◆ **SUPPLIED RECORDS**:
# # # # #

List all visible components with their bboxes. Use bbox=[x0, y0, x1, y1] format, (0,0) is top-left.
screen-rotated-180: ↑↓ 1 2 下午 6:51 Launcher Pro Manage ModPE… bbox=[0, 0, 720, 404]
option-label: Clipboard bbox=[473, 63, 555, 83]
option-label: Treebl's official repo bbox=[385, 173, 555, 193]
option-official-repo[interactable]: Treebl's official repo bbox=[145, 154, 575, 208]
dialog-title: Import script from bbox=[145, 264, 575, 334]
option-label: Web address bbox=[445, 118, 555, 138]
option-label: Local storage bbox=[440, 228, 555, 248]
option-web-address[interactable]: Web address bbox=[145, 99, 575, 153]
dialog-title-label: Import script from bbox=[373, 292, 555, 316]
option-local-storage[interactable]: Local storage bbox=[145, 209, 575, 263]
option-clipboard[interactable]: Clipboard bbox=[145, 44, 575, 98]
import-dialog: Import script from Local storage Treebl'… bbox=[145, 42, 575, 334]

# # # # #

Please duplicate the listing above line for line, with no changes.

List all visible components with their bboxes. Use bbox=[x0, y0, x1, y1] format, (0,0) is top-left.
screen-rotated-180: ↑↓ 1 2 下午 6:51 Launcher Pro Manage ModPE… bbox=[0, 0, 720, 404]
option-label: Clipboard bbox=[473, 63, 555, 83]
option-label: Treebl's official repo bbox=[385, 173, 555, 193]
option-official-repo[interactable]: Treebl's official repo bbox=[145, 154, 575, 208]
dialog-title: Import script from bbox=[145, 264, 575, 334]
option-label: Web address bbox=[445, 118, 555, 138]
option-label: Local storage bbox=[440, 228, 555, 248]
option-web-address[interactable]: Web address bbox=[145, 99, 575, 153]
dialog-title-label: Import script from bbox=[373, 292, 555, 316]
option-local-storage[interactable]: Local storage bbox=[145, 209, 575, 263]
option-clipboard[interactable]: Clipboard bbox=[145, 44, 575, 98]
import-dialog: Import script from Local storage Treebl'… bbox=[145, 42, 575, 334]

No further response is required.